TO BE DONE >> Work through the material below line by line and say how many lines include the word "Personas". Only the number, please.

* BEGIN TASK INPUTS *

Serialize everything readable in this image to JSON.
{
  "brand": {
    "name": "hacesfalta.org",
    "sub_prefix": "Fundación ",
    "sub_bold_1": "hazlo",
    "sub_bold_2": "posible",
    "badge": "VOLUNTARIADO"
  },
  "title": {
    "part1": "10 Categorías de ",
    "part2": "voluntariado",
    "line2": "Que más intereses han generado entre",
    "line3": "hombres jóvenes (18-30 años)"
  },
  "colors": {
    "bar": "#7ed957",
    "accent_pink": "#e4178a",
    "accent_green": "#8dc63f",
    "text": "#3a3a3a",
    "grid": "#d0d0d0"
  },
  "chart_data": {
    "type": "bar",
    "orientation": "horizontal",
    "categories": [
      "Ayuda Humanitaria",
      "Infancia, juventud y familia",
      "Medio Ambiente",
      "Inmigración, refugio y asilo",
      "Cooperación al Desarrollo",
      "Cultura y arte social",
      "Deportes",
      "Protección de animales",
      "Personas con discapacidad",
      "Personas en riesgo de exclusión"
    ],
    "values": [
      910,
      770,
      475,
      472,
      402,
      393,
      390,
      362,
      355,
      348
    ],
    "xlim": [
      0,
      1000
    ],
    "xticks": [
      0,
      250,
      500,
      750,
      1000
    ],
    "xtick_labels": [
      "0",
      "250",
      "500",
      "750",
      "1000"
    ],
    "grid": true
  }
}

* END TASK INPUTS *
* BEGIN TASK INPUTS *

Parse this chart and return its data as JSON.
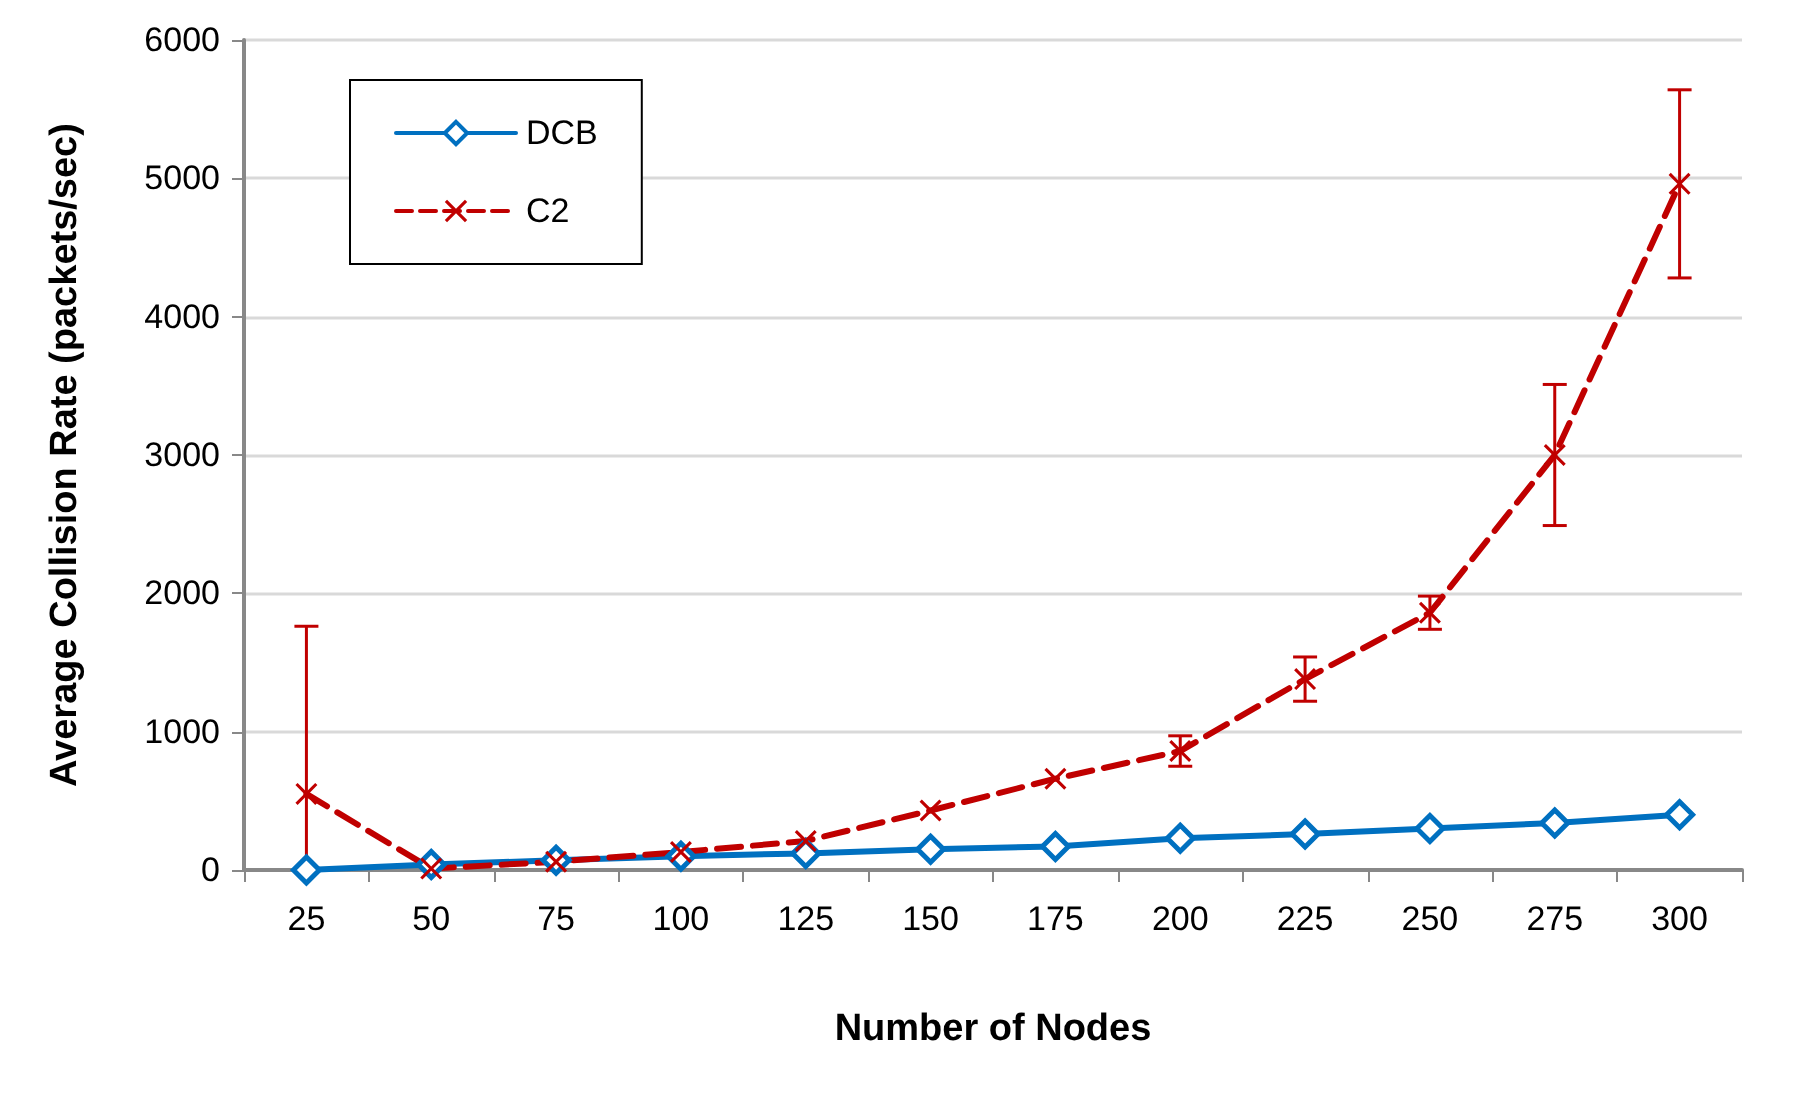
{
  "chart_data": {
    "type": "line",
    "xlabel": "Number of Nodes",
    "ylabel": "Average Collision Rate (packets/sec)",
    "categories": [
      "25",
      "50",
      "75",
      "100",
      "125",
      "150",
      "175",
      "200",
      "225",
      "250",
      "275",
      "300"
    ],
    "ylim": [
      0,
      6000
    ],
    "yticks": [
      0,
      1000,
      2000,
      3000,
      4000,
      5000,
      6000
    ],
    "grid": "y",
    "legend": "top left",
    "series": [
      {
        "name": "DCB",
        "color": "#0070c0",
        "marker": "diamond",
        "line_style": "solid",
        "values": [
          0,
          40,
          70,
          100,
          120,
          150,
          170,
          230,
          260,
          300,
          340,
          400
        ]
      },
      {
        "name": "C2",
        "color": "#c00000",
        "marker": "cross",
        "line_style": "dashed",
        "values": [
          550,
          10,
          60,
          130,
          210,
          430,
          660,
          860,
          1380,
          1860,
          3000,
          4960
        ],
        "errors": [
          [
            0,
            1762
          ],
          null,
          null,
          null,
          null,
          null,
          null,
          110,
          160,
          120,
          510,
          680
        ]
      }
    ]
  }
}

* END TASK INPUTS *

PROBLEM SOLUTION >> 2